● **Written task**
Write out the material exactly, leaving every picture behind.

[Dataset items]
-- Begin --

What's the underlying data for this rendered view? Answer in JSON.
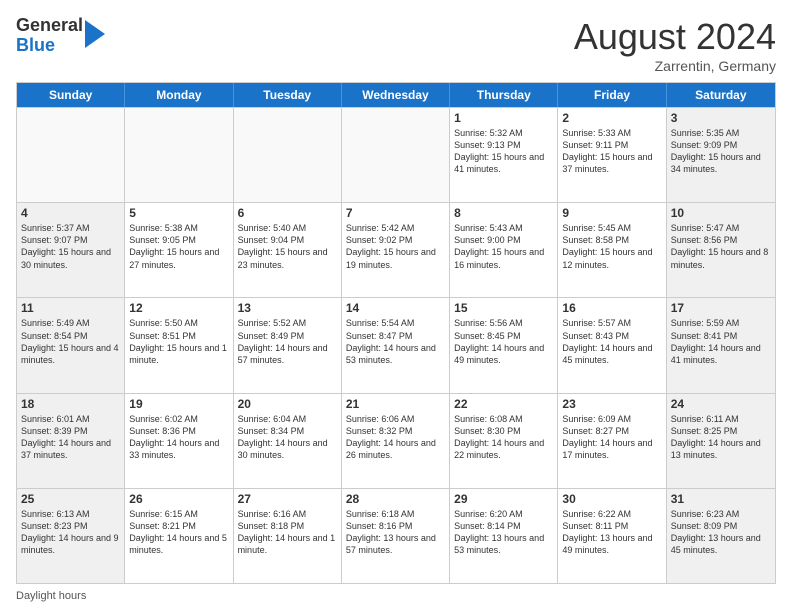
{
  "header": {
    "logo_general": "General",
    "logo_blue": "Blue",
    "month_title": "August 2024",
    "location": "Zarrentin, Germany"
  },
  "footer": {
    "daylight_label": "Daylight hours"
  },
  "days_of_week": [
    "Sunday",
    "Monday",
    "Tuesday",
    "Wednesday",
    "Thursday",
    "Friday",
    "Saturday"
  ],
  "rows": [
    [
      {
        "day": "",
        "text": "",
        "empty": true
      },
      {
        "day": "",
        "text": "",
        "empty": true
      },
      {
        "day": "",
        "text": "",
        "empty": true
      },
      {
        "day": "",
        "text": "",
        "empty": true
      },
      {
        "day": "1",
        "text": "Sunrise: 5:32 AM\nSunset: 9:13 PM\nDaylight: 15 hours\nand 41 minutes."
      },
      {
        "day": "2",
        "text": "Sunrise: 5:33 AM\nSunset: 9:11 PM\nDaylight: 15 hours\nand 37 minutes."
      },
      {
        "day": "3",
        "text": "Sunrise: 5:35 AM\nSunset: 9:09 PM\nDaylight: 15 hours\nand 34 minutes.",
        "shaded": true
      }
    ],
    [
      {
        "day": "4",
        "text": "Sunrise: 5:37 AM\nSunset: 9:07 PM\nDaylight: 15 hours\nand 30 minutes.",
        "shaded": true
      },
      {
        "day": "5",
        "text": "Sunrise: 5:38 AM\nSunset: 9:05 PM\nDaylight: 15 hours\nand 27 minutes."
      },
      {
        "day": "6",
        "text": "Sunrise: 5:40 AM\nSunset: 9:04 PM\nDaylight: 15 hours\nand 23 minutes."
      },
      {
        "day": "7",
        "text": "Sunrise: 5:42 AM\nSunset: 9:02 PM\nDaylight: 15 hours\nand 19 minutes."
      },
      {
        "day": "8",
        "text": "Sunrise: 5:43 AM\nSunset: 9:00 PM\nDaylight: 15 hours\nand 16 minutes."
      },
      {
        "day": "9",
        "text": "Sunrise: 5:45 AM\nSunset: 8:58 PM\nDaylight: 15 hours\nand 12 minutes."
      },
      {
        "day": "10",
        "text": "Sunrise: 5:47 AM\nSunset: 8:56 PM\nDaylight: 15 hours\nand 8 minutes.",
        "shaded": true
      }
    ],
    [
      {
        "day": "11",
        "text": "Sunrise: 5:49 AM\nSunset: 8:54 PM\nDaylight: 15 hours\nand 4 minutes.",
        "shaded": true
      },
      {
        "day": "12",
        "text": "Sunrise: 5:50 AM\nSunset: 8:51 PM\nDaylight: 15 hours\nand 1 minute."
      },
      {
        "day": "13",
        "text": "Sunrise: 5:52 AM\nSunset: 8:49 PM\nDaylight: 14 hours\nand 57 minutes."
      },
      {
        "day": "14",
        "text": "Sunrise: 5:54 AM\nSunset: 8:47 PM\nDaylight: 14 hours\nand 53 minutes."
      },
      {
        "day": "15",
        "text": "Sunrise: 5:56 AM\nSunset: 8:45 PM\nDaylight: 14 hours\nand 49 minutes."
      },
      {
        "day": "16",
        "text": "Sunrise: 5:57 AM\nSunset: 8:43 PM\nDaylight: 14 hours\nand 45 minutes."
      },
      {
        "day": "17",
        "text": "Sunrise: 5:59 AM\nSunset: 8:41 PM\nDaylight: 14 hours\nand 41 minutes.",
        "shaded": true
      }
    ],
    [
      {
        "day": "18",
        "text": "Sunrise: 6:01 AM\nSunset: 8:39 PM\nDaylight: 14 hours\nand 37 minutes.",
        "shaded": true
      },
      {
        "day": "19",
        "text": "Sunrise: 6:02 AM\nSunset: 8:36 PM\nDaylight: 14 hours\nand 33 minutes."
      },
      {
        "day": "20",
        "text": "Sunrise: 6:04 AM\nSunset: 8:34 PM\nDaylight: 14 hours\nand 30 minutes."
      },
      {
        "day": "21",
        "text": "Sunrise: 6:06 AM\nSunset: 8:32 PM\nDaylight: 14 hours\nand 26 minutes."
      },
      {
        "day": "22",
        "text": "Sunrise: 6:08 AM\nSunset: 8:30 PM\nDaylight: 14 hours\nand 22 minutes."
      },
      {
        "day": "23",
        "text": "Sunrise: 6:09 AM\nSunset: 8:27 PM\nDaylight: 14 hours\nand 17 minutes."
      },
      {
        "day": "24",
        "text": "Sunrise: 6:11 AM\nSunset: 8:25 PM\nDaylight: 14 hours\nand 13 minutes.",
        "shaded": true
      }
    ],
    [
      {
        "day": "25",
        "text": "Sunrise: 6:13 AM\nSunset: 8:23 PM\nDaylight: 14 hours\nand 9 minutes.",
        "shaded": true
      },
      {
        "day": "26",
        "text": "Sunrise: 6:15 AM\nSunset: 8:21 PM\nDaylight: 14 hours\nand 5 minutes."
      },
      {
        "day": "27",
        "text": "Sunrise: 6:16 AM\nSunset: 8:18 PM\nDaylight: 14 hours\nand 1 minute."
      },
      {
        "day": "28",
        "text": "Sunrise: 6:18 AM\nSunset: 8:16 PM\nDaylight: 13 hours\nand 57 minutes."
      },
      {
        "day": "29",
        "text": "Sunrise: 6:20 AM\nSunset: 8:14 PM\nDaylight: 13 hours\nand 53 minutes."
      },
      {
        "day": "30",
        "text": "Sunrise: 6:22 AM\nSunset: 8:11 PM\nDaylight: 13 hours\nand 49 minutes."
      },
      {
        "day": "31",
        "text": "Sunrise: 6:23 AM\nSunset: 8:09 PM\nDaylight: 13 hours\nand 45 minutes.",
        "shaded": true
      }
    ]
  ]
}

-- End --

● **Correct output**
What's the underlying data for this rendered view? Answer in JSON.
{
  "header": {
    "logo_general": "General",
    "logo_blue": "Blue",
    "month_title": "August 2024",
    "location": "Zarrentin, Germany"
  },
  "footer": {
    "daylight_label": "Daylight hours"
  },
  "days_of_week": [
    "Sunday",
    "Monday",
    "Tuesday",
    "Wednesday",
    "Thursday",
    "Friday",
    "Saturday"
  ],
  "rows": [
    [
      {
        "day": "",
        "text": "",
        "empty": true
      },
      {
        "day": "",
        "text": "",
        "empty": true
      },
      {
        "day": "",
        "text": "",
        "empty": true
      },
      {
        "day": "",
        "text": "",
        "empty": true
      },
      {
        "day": "1",
        "text": "Sunrise: 5:32 AM\nSunset: 9:13 PM\nDaylight: 15 hours\nand 41 minutes."
      },
      {
        "day": "2",
        "text": "Sunrise: 5:33 AM\nSunset: 9:11 PM\nDaylight: 15 hours\nand 37 minutes."
      },
      {
        "day": "3",
        "text": "Sunrise: 5:35 AM\nSunset: 9:09 PM\nDaylight: 15 hours\nand 34 minutes.",
        "shaded": true
      }
    ],
    [
      {
        "day": "4",
        "text": "Sunrise: 5:37 AM\nSunset: 9:07 PM\nDaylight: 15 hours\nand 30 minutes.",
        "shaded": true
      },
      {
        "day": "5",
        "text": "Sunrise: 5:38 AM\nSunset: 9:05 PM\nDaylight: 15 hours\nand 27 minutes."
      },
      {
        "day": "6",
        "text": "Sunrise: 5:40 AM\nSunset: 9:04 PM\nDaylight: 15 hours\nand 23 minutes."
      },
      {
        "day": "7",
        "text": "Sunrise: 5:42 AM\nSunset: 9:02 PM\nDaylight: 15 hours\nand 19 minutes."
      },
      {
        "day": "8",
        "text": "Sunrise: 5:43 AM\nSunset: 9:00 PM\nDaylight: 15 hours\nand 16 minutes."
      },
      {
        "day": "9",
        "text": "Sunrise: 5:45 AM\nSunset: 8:58 PM\nDaylight: 15 hours\nand 12 minutes."
      },
      {
        "day": "10",
        "text": "Sunrise: 5:47 AM\nSunset: 8:56 PM\nDaylight: 15 hours\nand 8 minutes.",
        "shaded": true
      }
    ],
    [
      {
        "day": "11",
        "text": "Sunrise: 5:49 AM\nSunset: 8:54 PM\nDaylight: 15 hours\nand 4 minutes.",
        "shaded": true
      },
      {
        "day": "12",
        "text": "Sunrise: 5:50 AM\nSunset: 8:51 PM\nDaylight: 15 hours\nand 1 minute."
      },
      {
        "day": "13",
        "text": "Sunrise: 5:52 AM\nSunset: 8:49 PM\nDaylight: 14 hours\nand 57 minutes."
      },
      {
        "day": "14",
        "text": "Sunrise: 5:54 AM\nSunset: 8:47 PM\nDaylight: 14 hours\nand 53 minutes."
      },
      {
        "day": "15",
        "text": "Sunrise: 5:56 AM\nSunset: 8:45 PM\nDaylight: 14 hours\nand 49 minutes."
      },
      {
        "day": "16",
        "text": "Sunrise: 5:57 AM\nSunset: 8:43 PM\nDaylight: 14 hours\nand 45 minutes."
      },
      {
        "day": "17",
        "text": "Sunrise: 5:59 AM\nSunset: 8:41 PM\nDaylight: 14 hours\nand 41 minutes.",
        "shaded": true
      }
    ],
    [
      {
        "day": "18",
        "text": "Sunrise: 6:01 AM\nSunset: 8:39 PM\nDaylight: 14 hours\nand 37 minutes.",
        "shaded": true
      },
      {
        "day": "19",
        "text": "Sunrise: 6:02 AM\nSunset: 8:36 PM\nDaylight: 14 hours\nand 33 minutes."
      },
      {
        "day": "20",
        "text": "Sunrise: 6:04 AM\nSunset: 8:34 PM\nDaylight: 14 hours\nand 30 minutes."
      },
      {
        "day": "21",
        "text": "Sunrise: 6:06 AM\nSunset: 8:32 PM\nDaylight: 14 hours\nand 26 minutes."
      },
      {
        "day": "22",
        "text": "Sunrise: 6:08 AM\nSunset: 8:30 PM\nDaylight: 14 hours\nand 22 minutes."
      },
      {
        "day": "23",
        "text": "Sunrise: 6:09 AM\nSunset: 8:27 PM\nDaylight: 14 hours\nand 17 minutes."
      },
      {
        "day": "24",
        "text": "Sunrise: 6:11 AM\nSunset: 8:25 PM\nDaylight: 14 hours\nand 13 minutes.",
        "shaded": true
      }
    ],
    [
      {
        "day": "25",
        "text": "Sunrise: 6:13 AM\nSunset: 8:23 PM\nDaylight: 14 hours\nand 9 minutes.",
        "shaded": true
      },
      {
        "day": "26",
        "text": "Sunrise: 6:15 AM\nSunset: 8:21 PM\nDaylight: 14 hours\nand 5 minutes."
      },
      {
        "day": "27",
        "text": "Sunrise: 6:16 AM\nSunset: 8:18 PM\nDaylight: 14 hours\nand 1 minute."
      },
      {
        "day": "28",
        "text": "Sunrise: 6:18 AM\nSunset: 8:16 PM\nDaylight: 13 hours\nand 57 minutes."
      },
      {
        "day": "29",
        "text": "Sunrise: 6:20 AM\nSunset: 8:14 PM\nDaylight: 13 hours\nand 53 minutes."
      },
      {
        "day": "30",
        "text": "Sunrise: 6:22 AM\nSunset: 8:11 PM\nDaylight: 13 hours\nand 49 minutes."
      },
      {
        "day": "31",
        "text": "Sunrise: 6:23 AM\nSunset: 8:09 PM\nDaylight: 13 hours\nand 45 minutes.",
        "shaded": true
      }
    ]
  ]
}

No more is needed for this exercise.